§ **Task to complete**
Pick out every line holding the string "процентов" and copy it.
>> begin Records for processing
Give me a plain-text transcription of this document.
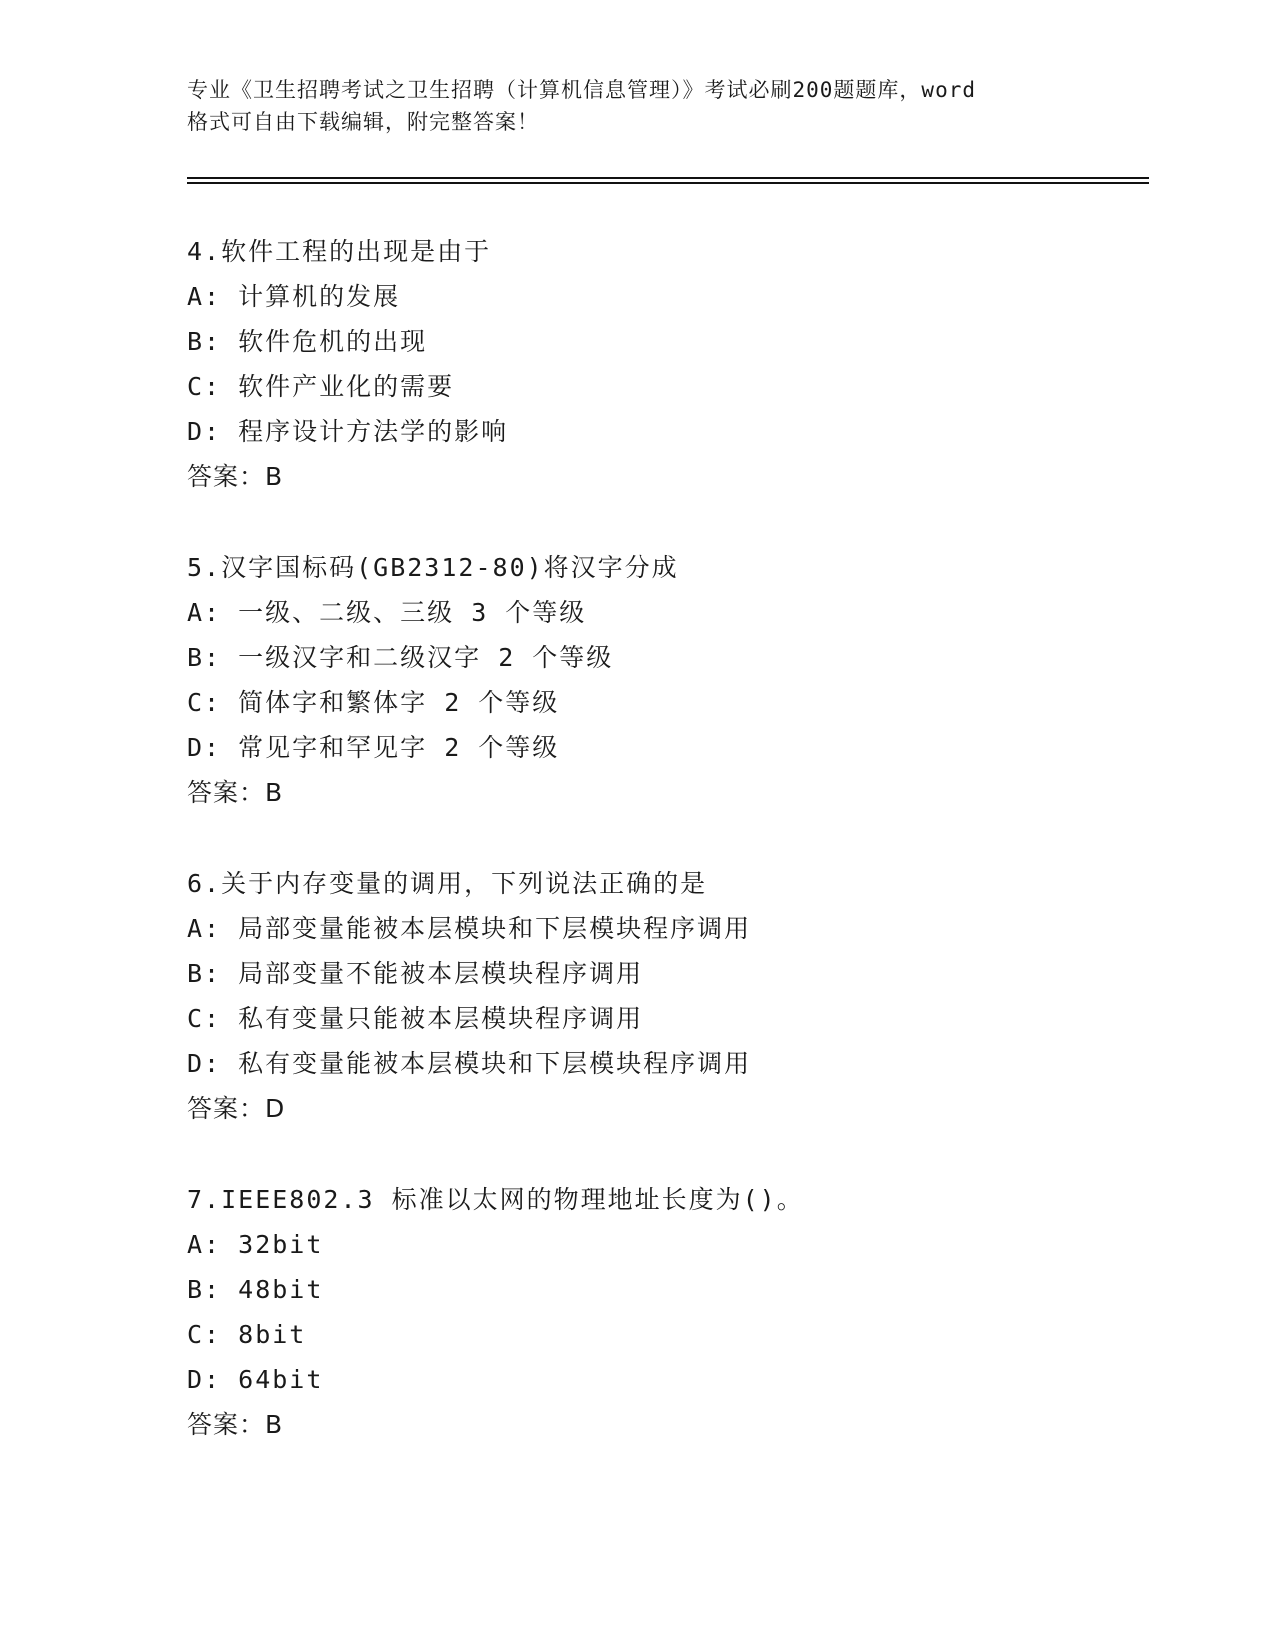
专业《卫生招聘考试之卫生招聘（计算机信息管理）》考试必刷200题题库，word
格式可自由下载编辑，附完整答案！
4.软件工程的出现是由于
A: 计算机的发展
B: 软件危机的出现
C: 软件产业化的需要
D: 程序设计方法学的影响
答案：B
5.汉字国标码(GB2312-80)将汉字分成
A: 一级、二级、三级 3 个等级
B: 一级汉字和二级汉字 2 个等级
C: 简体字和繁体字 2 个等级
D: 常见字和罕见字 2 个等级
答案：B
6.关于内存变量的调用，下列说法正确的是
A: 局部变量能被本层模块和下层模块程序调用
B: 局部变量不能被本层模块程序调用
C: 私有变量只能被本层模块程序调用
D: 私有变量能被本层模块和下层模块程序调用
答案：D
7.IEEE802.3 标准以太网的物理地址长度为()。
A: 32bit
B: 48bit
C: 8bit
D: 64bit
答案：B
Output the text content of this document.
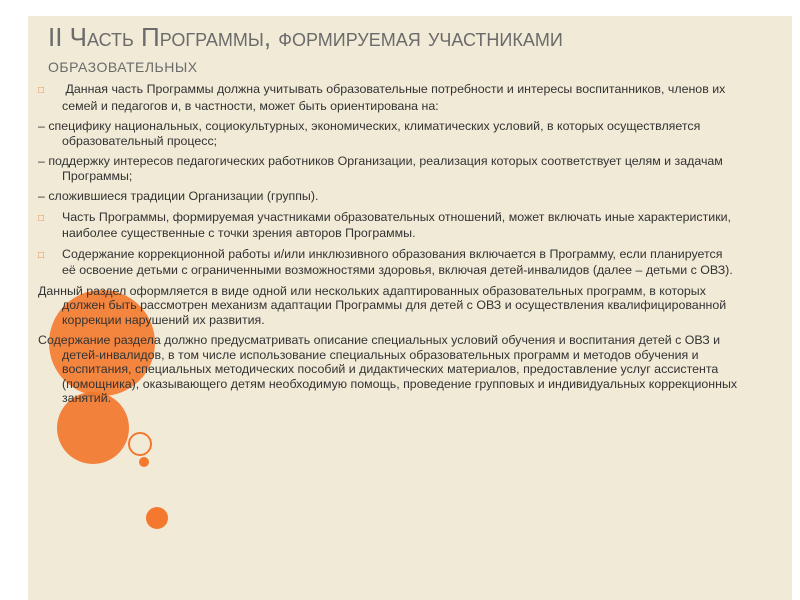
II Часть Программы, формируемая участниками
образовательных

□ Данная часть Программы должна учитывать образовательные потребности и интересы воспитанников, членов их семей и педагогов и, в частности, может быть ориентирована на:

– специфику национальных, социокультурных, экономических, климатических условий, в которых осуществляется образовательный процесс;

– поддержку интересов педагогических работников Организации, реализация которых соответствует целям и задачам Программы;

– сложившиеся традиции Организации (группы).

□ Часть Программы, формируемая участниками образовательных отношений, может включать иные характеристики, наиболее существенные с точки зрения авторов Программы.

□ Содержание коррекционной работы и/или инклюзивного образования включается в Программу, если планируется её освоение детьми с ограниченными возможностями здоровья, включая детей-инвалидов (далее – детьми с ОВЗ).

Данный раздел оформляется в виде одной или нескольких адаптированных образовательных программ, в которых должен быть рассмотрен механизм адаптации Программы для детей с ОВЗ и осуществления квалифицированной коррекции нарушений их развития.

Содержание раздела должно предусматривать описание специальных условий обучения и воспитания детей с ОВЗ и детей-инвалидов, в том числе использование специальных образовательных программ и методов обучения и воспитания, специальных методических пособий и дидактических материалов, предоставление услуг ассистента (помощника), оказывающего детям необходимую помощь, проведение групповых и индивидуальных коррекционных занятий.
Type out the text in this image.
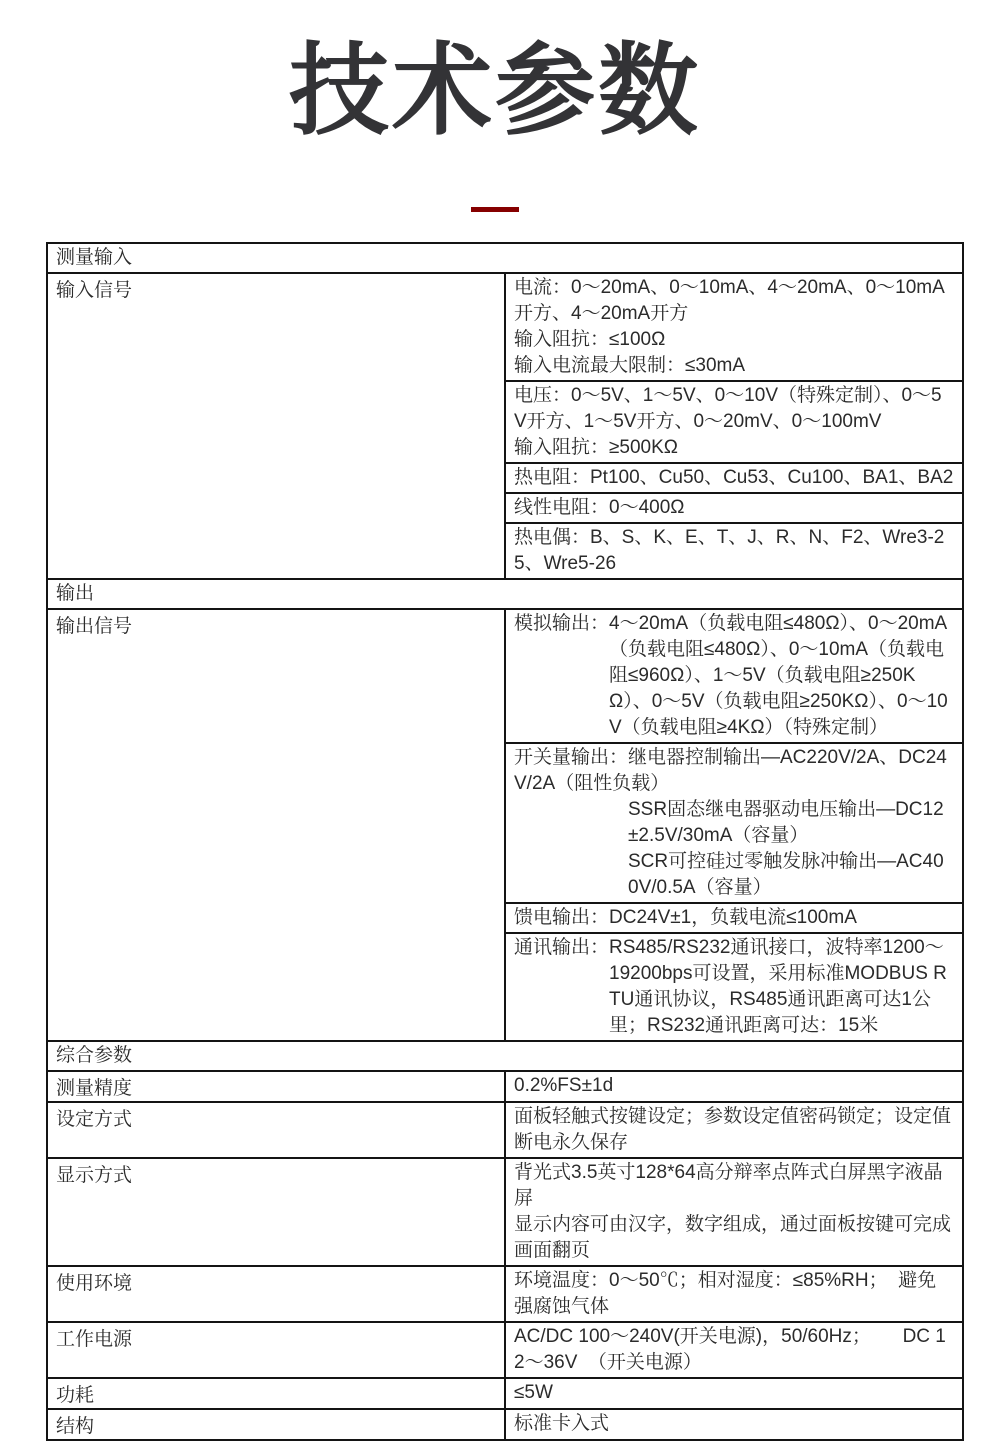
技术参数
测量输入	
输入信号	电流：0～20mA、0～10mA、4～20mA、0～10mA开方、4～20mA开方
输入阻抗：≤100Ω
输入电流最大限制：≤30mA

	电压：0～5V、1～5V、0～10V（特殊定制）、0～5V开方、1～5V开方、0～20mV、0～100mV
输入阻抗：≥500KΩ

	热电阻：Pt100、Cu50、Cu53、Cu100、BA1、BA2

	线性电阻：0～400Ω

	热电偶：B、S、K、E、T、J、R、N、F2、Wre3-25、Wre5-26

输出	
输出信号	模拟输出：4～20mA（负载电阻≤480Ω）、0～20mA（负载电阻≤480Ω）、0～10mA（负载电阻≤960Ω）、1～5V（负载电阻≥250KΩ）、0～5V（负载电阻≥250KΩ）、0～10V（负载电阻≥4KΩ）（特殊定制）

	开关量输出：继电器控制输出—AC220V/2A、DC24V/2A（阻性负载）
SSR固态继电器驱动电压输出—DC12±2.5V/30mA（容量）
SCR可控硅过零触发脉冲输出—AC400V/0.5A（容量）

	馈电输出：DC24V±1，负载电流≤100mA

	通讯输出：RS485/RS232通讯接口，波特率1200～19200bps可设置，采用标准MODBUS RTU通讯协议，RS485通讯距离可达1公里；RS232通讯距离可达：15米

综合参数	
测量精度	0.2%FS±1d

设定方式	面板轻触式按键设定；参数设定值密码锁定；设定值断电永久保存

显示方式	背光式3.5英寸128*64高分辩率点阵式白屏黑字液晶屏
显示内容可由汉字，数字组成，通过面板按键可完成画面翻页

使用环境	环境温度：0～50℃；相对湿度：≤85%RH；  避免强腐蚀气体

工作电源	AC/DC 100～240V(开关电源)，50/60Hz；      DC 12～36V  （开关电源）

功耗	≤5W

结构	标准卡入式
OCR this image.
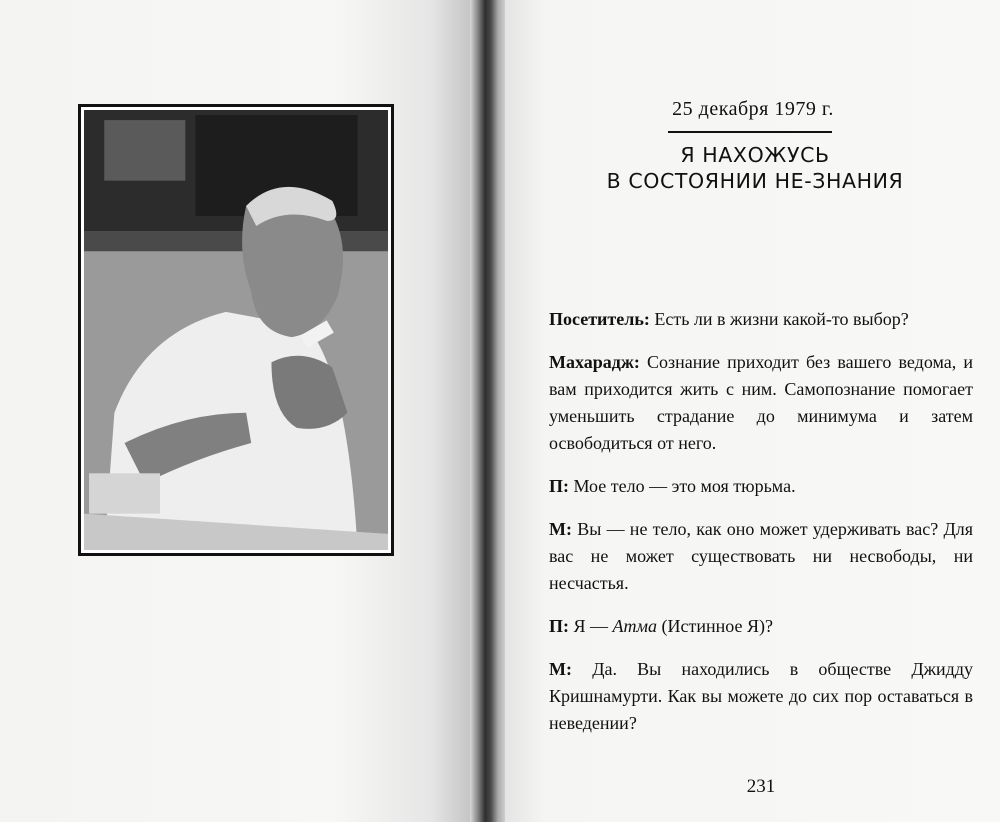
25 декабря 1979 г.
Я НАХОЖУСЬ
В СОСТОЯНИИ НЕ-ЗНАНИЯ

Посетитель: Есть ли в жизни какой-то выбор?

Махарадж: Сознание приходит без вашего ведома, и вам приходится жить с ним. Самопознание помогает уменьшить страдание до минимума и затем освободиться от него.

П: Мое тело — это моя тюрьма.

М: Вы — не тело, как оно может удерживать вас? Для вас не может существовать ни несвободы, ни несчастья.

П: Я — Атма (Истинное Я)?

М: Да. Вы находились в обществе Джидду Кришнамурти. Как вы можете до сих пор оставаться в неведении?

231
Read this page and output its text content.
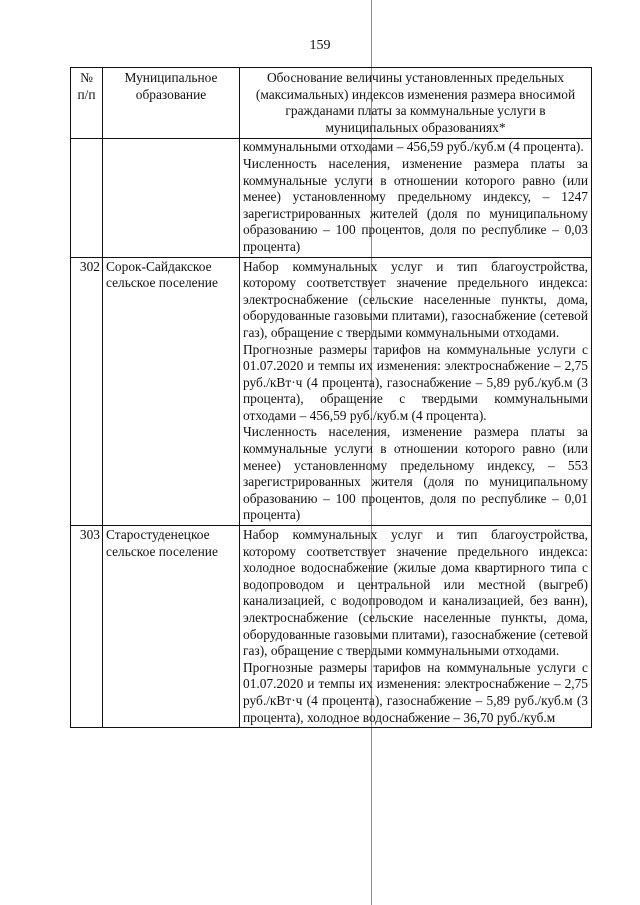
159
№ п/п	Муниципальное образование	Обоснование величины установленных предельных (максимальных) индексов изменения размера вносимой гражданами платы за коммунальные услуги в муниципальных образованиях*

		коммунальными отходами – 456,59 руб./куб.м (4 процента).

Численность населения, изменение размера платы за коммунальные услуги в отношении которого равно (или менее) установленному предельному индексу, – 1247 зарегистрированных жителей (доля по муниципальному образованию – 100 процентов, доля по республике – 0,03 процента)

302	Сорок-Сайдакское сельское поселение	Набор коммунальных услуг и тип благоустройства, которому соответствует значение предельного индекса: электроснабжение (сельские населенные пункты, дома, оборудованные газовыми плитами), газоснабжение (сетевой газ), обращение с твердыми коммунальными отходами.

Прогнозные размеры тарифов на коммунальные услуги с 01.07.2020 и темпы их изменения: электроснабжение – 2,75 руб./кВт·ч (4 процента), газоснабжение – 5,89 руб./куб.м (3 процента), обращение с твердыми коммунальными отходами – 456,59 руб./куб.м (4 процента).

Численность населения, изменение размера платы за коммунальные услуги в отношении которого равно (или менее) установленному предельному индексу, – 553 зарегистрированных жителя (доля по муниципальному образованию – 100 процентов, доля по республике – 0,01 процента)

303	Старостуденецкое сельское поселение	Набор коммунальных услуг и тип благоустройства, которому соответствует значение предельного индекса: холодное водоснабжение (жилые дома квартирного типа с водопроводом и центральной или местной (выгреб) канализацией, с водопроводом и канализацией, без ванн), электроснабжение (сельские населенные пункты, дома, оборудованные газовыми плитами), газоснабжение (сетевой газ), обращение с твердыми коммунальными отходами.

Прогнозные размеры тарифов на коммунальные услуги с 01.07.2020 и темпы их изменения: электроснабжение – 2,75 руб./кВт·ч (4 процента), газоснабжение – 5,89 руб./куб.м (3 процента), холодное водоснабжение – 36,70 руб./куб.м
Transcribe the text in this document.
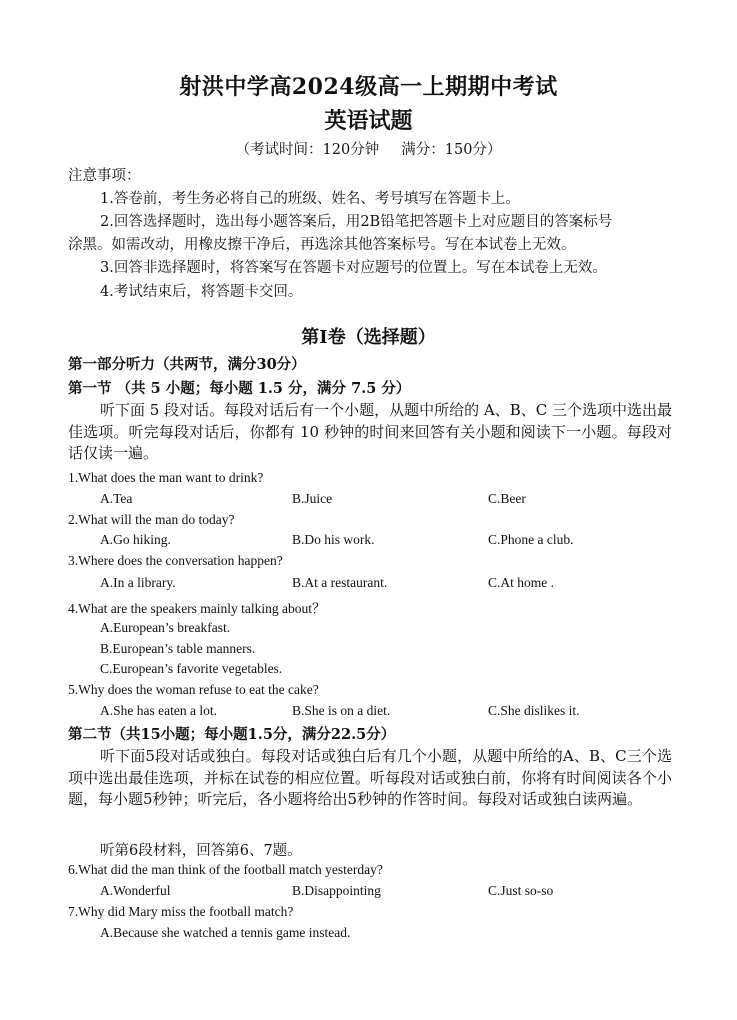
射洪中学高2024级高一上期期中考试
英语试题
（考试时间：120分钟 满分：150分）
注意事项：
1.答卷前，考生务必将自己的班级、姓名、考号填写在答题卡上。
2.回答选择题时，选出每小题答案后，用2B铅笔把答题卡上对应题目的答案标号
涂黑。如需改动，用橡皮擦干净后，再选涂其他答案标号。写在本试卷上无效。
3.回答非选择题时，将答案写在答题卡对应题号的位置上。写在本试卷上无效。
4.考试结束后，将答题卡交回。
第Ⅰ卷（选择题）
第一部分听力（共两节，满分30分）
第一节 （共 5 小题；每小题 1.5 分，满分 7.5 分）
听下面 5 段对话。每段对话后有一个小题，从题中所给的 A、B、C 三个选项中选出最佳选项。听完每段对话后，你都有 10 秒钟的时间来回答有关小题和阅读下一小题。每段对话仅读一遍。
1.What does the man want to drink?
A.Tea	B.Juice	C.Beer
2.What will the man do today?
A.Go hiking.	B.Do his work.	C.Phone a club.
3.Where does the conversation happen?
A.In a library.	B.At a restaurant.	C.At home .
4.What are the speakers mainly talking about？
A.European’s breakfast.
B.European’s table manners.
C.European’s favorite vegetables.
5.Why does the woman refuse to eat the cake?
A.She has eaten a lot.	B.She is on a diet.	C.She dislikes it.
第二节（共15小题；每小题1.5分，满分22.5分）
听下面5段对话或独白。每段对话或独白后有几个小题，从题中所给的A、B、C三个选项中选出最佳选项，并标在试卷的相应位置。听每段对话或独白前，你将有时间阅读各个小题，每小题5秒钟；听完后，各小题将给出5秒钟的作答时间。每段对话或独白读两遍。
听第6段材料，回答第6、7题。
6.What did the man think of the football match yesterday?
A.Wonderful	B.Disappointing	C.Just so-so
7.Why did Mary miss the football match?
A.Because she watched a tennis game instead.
>> end Records for processing
§ **Reply to the exercise**
Численность населения, изменение размера платы за коммунальные услуги в отношении которого равно (или менее) установленному предельному индексу, – 1247 зарегистрированных жителей (доля по муниципальному образованию – 100 процентов, доля по республике – 0,03 процента)
Численность населения, изменение размера платы за коммунальные услуги в отношении которого равно (или менее) установленному предельному индексу, – 553 зарегистрированных жителя (доля по муниципальному образованию – 100 процентов, доля по республике – 0,01 процента)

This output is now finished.